> Excerpted data
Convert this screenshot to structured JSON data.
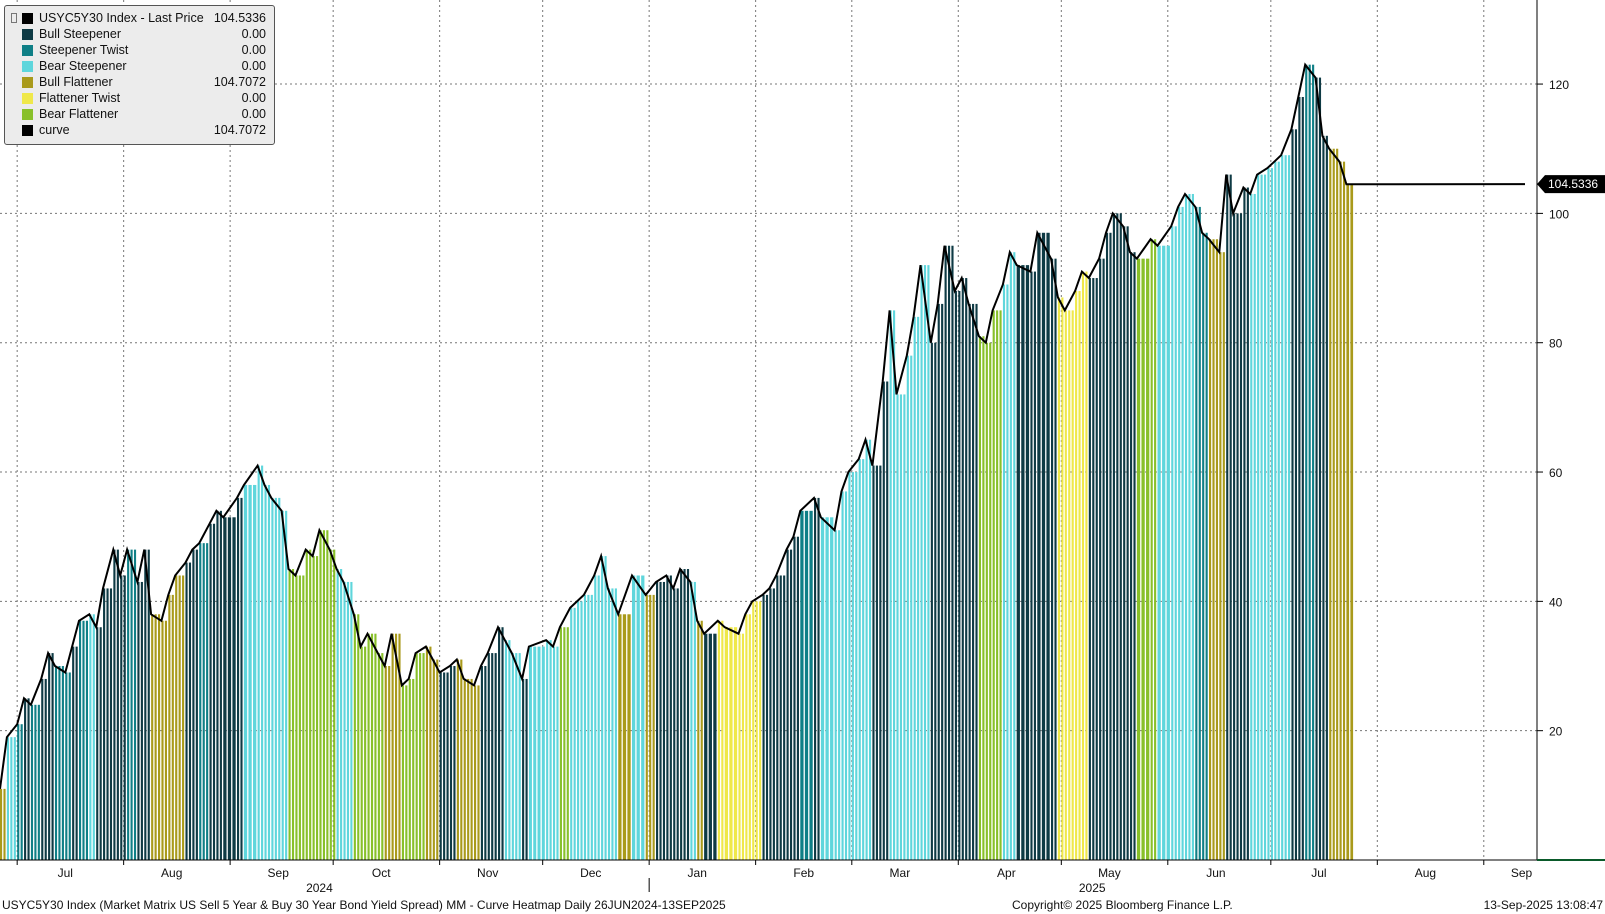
{
  "legend": {
    "title": "USYC5Y30 Index - Last Price",
    "title_value": "104.5336",
    "items": [
      {
        "label": "Bull Steepener",
        "value": "0.00",
        "color": "#0e3a44"
      },
      {
        "label": "Steepener Twist",
        "value": "0.00",
        "color": "#0f7f86"
      },
      {
        "label": "Bear Steepener",
        "value": "0.00",
        "color": "#5fd6dc"
      },
      {
        "label": "Bull Flattener",
        "value": "104.7072",
        "color": "#a99a1b"
      },
      {
        "label": "Flattener Twist",
        "value": "0.00",
        "color": "#efe84a"
      },
      {
        "label": "Bear Flattener",
        "value": "0.00",
        "color": "#88c02a"
      },
      {
        "label": "curve",
        "value": "104.7072",
        "color": "#000000"
      }
    ]
  },
  "last_price_label": "104.5336",
  "footer": {
    "left": "USYC5Y30 Index (Market Matrix US Sell 5 Year & Buy 30 Year Bond Yield Spread) MM - Curve Heatmap  Daily 26JUN2024-13SEP2025",
    "center": "Copyright© 2025 Bloomberg Finance L.P.",
    "right": "13-Sep-2025 13:08:47"
  },
  "chart_data": {
    "type": "bar",
    "title": "USYC5Y30 Index - Last Price",
    "x_tick_labels": [
      "Jul",
      "Aug",
      "Sep",
      "Oct",
      "Nov",
      "Dec",
      "Jan",
      "Feb",
      "Mar",
      "Apr",
      "May",
      "Jun",
      "Jul",
      "Aug",
      "Sep"
    ],
    "year_labels": [
      "2024",
      "2025"
    ],
    "y_ticks": [
      20,
      40,
      60,
      80,
      100,
      120
    ],
    "ylim": [
      0,
      133
    ],
    "grid": true,
    "legend_position": "top-left",
    "last_value": 104.5336,
    "categories_legend": [
      "Bull Steepener",
      "Steepener Twist",
      "Bear Steepener",
      "Bull Flattener",
      "Flattener Twist",
      "Bear Flattener"
    ],
    "anchors": [
      [
        "2024-06-26",
        11,
        "BF"
      ],
      [
        "2024-06-28",
        19,
        "BS"
      ],
      [
        "2024-07-01",
        21,
        "ST"
      ],
      [
        "2024-07-03",
        25,
        "BuS"
      ],
      [
        "2024-07-05",
        24,
        "ST"
      ],
      [
        "2024-07-08",
        28,
        "BuS"
      ],
      [
        "2024-07-10",
        32,
        "BuS"
      ],
      [
        "2024-07-12",
        30,
        "ST"
      ],
      [
        "2024-07-15",
        29,
        "ST"
      ],
      [
        "2024-07-17",
        33,
        "BuS"
      ],
      [
        "2024-07-19",
        37,
        "ST"
      ],
      [
        "2024-07-22",
        38,
        "BS"
      ],
      [
        "2024-07-24",
        36,
        "BuS"
      ],
      [
        "2024-07-26",
        42,
        "BuS"
      ],
      [
        "2024-07-29",
        48,
        "BuS"
      ],
      [
        "2024-07-31",
        44,
        "BuS"
      ],
      [
        "2024-08-02",
        48,
        "ST"
      ],
      [
        "2024-08-05",
        43,
        "BuS"
      ],
      [
        "2024-08-07",
        48,
        "BuS"
      ],
      [
        "2024-08-09",
        38,
        "BF"
      ],
      [
        "2024-08-12",
        37,
        "BF"
      ],
      [
        "2024-08-14",
        41,
        "BF"
      ],
      [
        "2024-08-16",
        44,
        "BF"
      ],
      [
        "2024-08-19",
        46,
        "BuS"
      ],
      [
        "2024-08-21",
        48,
        "BuS"
      ],
      [
        "2024-08-23",
        49,
        "ST"
      ],
      [
        "2024-08-26",
        52,
        "BuS"
      ],
      [
        "2024-08-28",
        54,
        "BuS"
      ],
      [
        "2024-08-30",
        53,
        "BuS"
      ],
      [
        "2024-09-03",
        56,
        "BuS"
      ],
      [
        "2024-09-05",
        58,
        "BS"
      ],
      [
        "2024-09-09",
        61,
        "BS"
      ],
      [
        "2024-09-11",
        58,
        "BS"
      ],
      [
        "2024-09-13",
        56,
        "BS"
      ],
      [
        "2024-09-16",
        54,
        "BS"
      ],
      [
        "2024-09-18",
        45,
        "BeF"
      ],
      [
        "2024-09-20",
        44,
        "BeF"
      ],
      [
        "2024-09-23",
        48,
        "BeF"
      ],
      [
        "2024-09-25",
        47,
        "BeF"
      ],
      [
        "2024-09-27",
        51,
        "BeF"
      ],
      [
        "2024-09-30",
        48,
        "BeF"
      ],
      [
        "2024-10-02",
        45,
        "BS"
      ],
      [
        "2024-10-04",
        43,
        "BS"
      ],
      [
        "2024-10-07",
        38,
        "BeF"
      ],
      [
        "2024-10-09",
        33,
        "BeF"
      ],
      [
        "2024-10-11",
        35,
        "BeF"
      ],
      [
        "2024-10-14",
        32,
        "BeF"
      ],
      [
        "2024-10-16",
        30,
        "BF"
      ],
      [
        "2024-10-18",
        35,
        "BF"
      ],
      [
        "2024-10-21",
        27,
        "BeF"
      ],
      [
        "2024-10-23",
        28,
        "BeF"
      ],
      [
        "2024-10-25",
        32,
        "BeF"
      ],
      [
        "2024-10-28",
        33,
        "BF"
      ],
      [
        "2024-10-30",
        31,
        "BF"
      ],
      [
        "2024-11-01",
        29,
        "BuS"
      ],
      [
        "2024-11-04",
        30,
        "BuS"
      ],
      [
        "2024-11-06",
        31,
        "BF"
      ],
      [
        "2024-11-08",
        28,
        "BF"
      ],
      [
        "2024-11-11",
        27,
        "BF"
      ],
      [
        "2024-11-13",
        30,
        "BuS"
      ],
      [
        "2024-11-15",
        32,
        "BuS"
      ],
      [
        "2024-11-18",
        36,
        "BuS"
      ],
      [
        "2024-11-20",
        34,
        "BS"
      ],
      [
        "2024-11-22",
        32,
        "BS"
      ],
      [
        "2024-11-25",
        28,
        "BuS"
      ],
      [
        "2024-11-27",
        33,
        "BS"
      ],
      [
        "2024-12-02",
        34,
        "BS"
      ],
      [
        "2024-12-04",
        33,
        "BS"
      ],
      [
        "2024-12-06",
        36,
        "BeF"
      ],
      [
        "2024-12-09",
        39,
        "BS"
      ],
      [
        "2024-12-11",
        40,
        "BS"
      ],
      [
        "2024-12-13",
        41,
        "BS"
      ],
      [
        "2024-12-16",
        44,
        "BS"
      ],
      [
        "2024-12-18",
        47,
        "BS"
      ],
      [
        "2024-12-20",
        42,
        "BS"
      ],
      [
        "2024-12-23",
        38,
        "BF"
      ],
      [
        "2024-12-27",
        44,
        "BS"
      ],
      [
        "2024-12-31",
        41,
        "BF"
      ],
      [
        "2025-01-03",
        43,
        "BuS"
      ],
      [
        "2025-01-06",
        44,
        "BuS"
      ],
      [
        "2025-01-08",
        42,
        "BuS"
      ],
      [
        "2025-01-10",
        45,
        "BuS"
      ],
      [
        "2025-01-13",
        43,
        "BS"
      ],
      [
        "2025-01-15",
        37,
        "BF"
      ],
      [
        "2025-01-17",
        35,
        "BuS"
      ],
      [
        "2025-01-21",
        37,
        "FT"
      ],
      [
        "2025-01-23",
        36,
        "FT"
      ],
      [
        "2025-01-27",
        35,
        "FT"
      ],
      [
        "2025-01-29",
        38,
        "FT"
      ],
      [
        "2025-01-31",
        40,
        "FT"
      ],
      [
        "2025-02-03",
        41,
        "BuS"
      ],
      [
        "2025-02-05",
        42,
        "BuS"
      ],
      [
        "2025-02-07",
        44,
        "BuS"
      ],
      [
        "2025-02-10",
        48,
        "BuS"
      ],
      [
        "2025-02-12",
        50,
        "BuS"
      ],
      [
        "2025-02-14",
        54,
        "ST"
      ],
      [
        "2025-02-18",
        56,
        "BuS"
      ],
      [
        "2025-02-20",
        53,
        "BS"
      ],
      [
        "2025-02-24",
        51,
        "BS"
      ],
      [
        "2025-02-26",
        57,
        "BS"
      ],
      [
        "2025-02-28",
        60,
        "BS"
      ],
      [
        "2025-03-03",
        62,
        "BS"
      ],
      [
        "2025-03-05",
        65,
        "BS"
      ],
      [
        "2025-03-07",
        61,
        "BuS"
      ],
      [
        "2025-03-10",
        74,
        "BuS"
      ],
      [
        "2025-03-12",
        85,
        "BS"
      ],
      [
        "2025-03-14",
        72,
        "BS"
      ],
      [
        "2025-03-17",
        78,
        "BS"
      ],
      [
        "2025-03-19",
        84,
        "BS"
      ],
      [
        "2025-03-21",
        92,
        "BS"
      ],
      [
        "2025-03-24",
        80,
        "BuS"
      ],
      [
        "2025-03-26",
        86,
        "BuS"
      ],
      [
        "2025-03-28",
        95,
        "BuS"
      ],
      [
        "2025-03-31",
        88,
        "BuS"
      ],
      [
        "2025-04-02",
        90,
        "BuS"
      ],
      [
        "2025-04-04",
        86,
        "BuS"
      ],
      [
        "2025-04-07",
        81,
        "BeF"
      ],
      [
        "2025-04-09",
        80,
        "BeF"
      ],
      [
        "2025-04-11",
        85,
        "BeF"
      ],
      [
        "2025-04-14",
        89,
        "BS"
      ],
      [
        "2025-04-16",
        94,
        "BS"
      ],
      [
        "2025-04-18",
        92,
        "BuS"
      ],
      [
        "2025-04-22",
        91,
        "BuS"
      ],
      [
        "2025-04-24",
        97,
        "BuS"
      ],
      [
        "2025-04-28",
        93,
        "BuS"
      ],
      [
        "2025-04-30",
        87,
        "FT"
      ],
      [
        "2025-05-02",
        85,
        "FT"
      ],
      [
        "2025-05-05",
        88,
        "FT"
      ],
      [
        "2025-05-07",
        91,
        "FT"
      ],
      [
        "2025-05-09",
        90,
        "BuS"
      ],
      [
        "2025-05-12",
        93,
        "BuS"
      ],
      [
        "2025-05-14",
        97,
        "BuS"
      ],
      [
        "2025-05-16",
        100,
        "BuS"
      ],
      [
        "2025-05-19",
        98,
        "BuS"
      ],
      [
        "2025-05-21",
        94,
        "BuS"
      ],
      [
        "2025-05-23",
        93,
        "BeF"
      ],
      [
        "2025-05-27",
        96,
        "BeF"
      ],
      [
        "2025-05-29",
        95,
        "BS"
      ],
      [
        "2025-06-02",
        98,
        "BS"
      ],
      [
        "2025-06-04",
        101,
        "BS"
      ],
      [
        "2025-06-06",
        103,
        "BS"
      ],
      [
        "2025-06-09",
        101,
        "ST"
      ],
      [
        "2025-06-11",
        97,
        "ST"
      ],
      [
        "2025-06-13",
        96,
        "BF"
      ],
      [
        "2025-06-16",
        94,
        "BF"
      ],
      [
        "2025-06-18",
        106,
        "BuS"
      ],
      [
        "2025-06-20",
        100,
        "BuS"
      ],
      [
        "2025-06-23",
        104,
        "BuS"
      ],
      [
        "2025-06-25",
        103,
        "BS"
      ],
      [
        "2025-06-27",
        106,
        "BS"
      ],
      [
        "2025-06-30",
        107,
        "BS"
      ],
      [
        "2025-07-02",
        108,
        "BS"
      ],
      [
        "2025-07-04",
        109,
        "BS"
      ],
      [
        "2025-07-07",
        113,
        "BuS"
      ],
      [
        "2025-07-09",
        118,
        "BuS"
      ],
      [
        "2025-07-11",
        123,
        "ST"
      ],
      [
        "2025-07-14",
        121,
        "BuS"
      ],
      [
        "2025-07-16",
        112,
        "BuS"
      ],
      [
        "2025-07-18",
        110,
        "BF"
      ],
      [
        "2025-07-21",
        108,
        "BF"
      ],
      [
        "2025-07-23",
        104.5,
        "BF"
      ]
    ],
    "xaxis_range": [
      "2024-06-26",
      "2025-09-13"
    ],
    "note_on_dates": "x-axis month labels as printed"
  }
}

> Brief
Read through the lines above and collect those that contain the string "left".

> Written answer
    "left": "USYC5Y30 Index (Market Matrix US Sell 5 Year & Buy 30 Year Bond Yield Spread) MM - Curve Heatmap  Daily 26JUN2024-13SEP2025",
    "legend_position": "top-left",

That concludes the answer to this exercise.